Please update the records below by replacing "cut-away" with "cutaway" and leaving everything else unchanged.

● INFORMATION PROVIDED:
■ ■ ■ ■ ■ ■ ■

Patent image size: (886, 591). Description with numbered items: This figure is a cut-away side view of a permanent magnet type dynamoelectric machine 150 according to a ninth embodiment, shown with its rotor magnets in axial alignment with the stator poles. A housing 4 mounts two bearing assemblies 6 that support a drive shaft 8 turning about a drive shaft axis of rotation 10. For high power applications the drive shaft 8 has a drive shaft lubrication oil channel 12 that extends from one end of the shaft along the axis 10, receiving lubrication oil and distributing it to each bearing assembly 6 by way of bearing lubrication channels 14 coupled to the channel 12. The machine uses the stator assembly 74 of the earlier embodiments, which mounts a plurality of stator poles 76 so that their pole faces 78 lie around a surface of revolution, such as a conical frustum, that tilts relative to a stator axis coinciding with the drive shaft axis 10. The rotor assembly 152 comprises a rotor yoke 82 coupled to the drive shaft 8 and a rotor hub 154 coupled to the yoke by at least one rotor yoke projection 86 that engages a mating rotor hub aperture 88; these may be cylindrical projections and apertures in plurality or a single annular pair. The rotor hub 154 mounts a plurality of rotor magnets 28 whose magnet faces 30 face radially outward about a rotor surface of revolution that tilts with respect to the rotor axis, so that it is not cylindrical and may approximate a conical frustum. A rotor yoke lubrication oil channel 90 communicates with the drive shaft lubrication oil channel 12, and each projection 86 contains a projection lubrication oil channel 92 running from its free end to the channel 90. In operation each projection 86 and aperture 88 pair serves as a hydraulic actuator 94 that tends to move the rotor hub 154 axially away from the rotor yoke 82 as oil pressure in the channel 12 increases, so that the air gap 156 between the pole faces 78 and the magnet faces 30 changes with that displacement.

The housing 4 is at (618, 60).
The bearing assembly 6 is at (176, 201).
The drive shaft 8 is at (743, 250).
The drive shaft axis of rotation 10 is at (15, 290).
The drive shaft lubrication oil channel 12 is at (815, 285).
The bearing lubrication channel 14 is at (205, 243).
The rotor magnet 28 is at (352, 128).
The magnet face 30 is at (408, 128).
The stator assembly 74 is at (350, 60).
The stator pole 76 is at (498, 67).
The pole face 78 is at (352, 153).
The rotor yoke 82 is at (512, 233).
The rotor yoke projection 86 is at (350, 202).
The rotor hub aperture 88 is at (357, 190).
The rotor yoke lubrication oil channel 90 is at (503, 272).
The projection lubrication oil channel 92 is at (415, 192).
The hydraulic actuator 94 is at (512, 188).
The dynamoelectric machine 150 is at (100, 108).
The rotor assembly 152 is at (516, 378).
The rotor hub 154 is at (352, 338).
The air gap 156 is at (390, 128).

■ ■ ■ ■ ■ ■ ■

● PROBLEM SOLUTION:
Patent image size: (886, 591). Description with numbered items: This figure is a cutaway side view of a permanent magnet type dynamoelectric machine 150 according to a ninth embodiment, shown with its rotor magnets in axial alignment with the stator poles. A housing 4 mounts two bearing assemblies 6 that support a drive shaft 8 turning about a drive shaft axis of rotation 10. For high power applications the drive shaft 8 has a drive shaft lubrication oil channel 12 that extends from one end of the shaft along the axis 10, receiving lubrication oil and distributing it to each bearing assembly 6 by way of bearing lubrication channels 14 coupled to the channel 12. The machine uses the stator assembly 74 of the earlier embodiments, which mounts a plurality of stator poles 76 so that their pole faces 78 lie around a surface of revolution, such as a conical frustum, that tilts relative to a stator axis coinciding with the drive shaft axis 10. The rotor assembly 152 comprises a rotor yoke 82 coupled to the drive shaft 8 and a rotor hub 154 coupled to the yoke by at least one rotor yoke projection 86 that engages a mating rotor hub aperture 88; these may be cylindrical projections and apertures in plurality or a single annular pair. The rotor hub 154 mounts a plurality of rotor magnets 28 whose magnet faces 30 face radially outward about a rotor surface of revolution that tilts with respect to the rotor axis, so that it is not cylindrical and may approximate a conical frustum. A rotor yoke lubrication oil channel 90 communicates with the drive shaft lubrication oil channel 12, and each projection 86 contains a projection lubrication oil channel 92 running from its free end to the channel 90. In operation each projection 86 and aperture 88 pair serves as a hydraulic actuator 94 that tends to move the rotor hub 154 axially away from the rotor yoke 82 as oil pressure in the channel 12 increases, so that the air gap 156 between the pole faces 78 and the magnet faces 30 changes with that displacement.

The housing 4 is at (618, 60).
The bearing assembly 6 is at (176, 201).
The drive shaft 8 is at (743, 250).
The drive shaft axis of rotation 10 is at (15, 290).
The drive shaft lubrication oil channel 12 is at (815, 285).
The bearing lubrication channel 14 is at (205, 243).
The rotor magnet 28 is at (352, 128).
The magnet face 30 is at (408, 128).
The stator assembly 74 is at (350, 60).
The stator pole 76 is at (498, 67).
The pole face 78 is at (352, 153).
The rotor yoke 82 is at (512, 233).
The rotor yoke projection 86 is at (350, 202).
The rotor hub aperture 88 is at (357, 190).
The rotor yoke lubrication oil channel 90 is at (503, 272).
The projection lubrication oil channel 92 is at (415, 192).
The hydraulic actuator 94 is at (512, 188).
The dynamoelectric machine 150 is at (100, 108).
The rotor assembly 152 is at (516, 378).
The rotor hub 154 is at (352, 338).
The air gap 156 is at (390, 128).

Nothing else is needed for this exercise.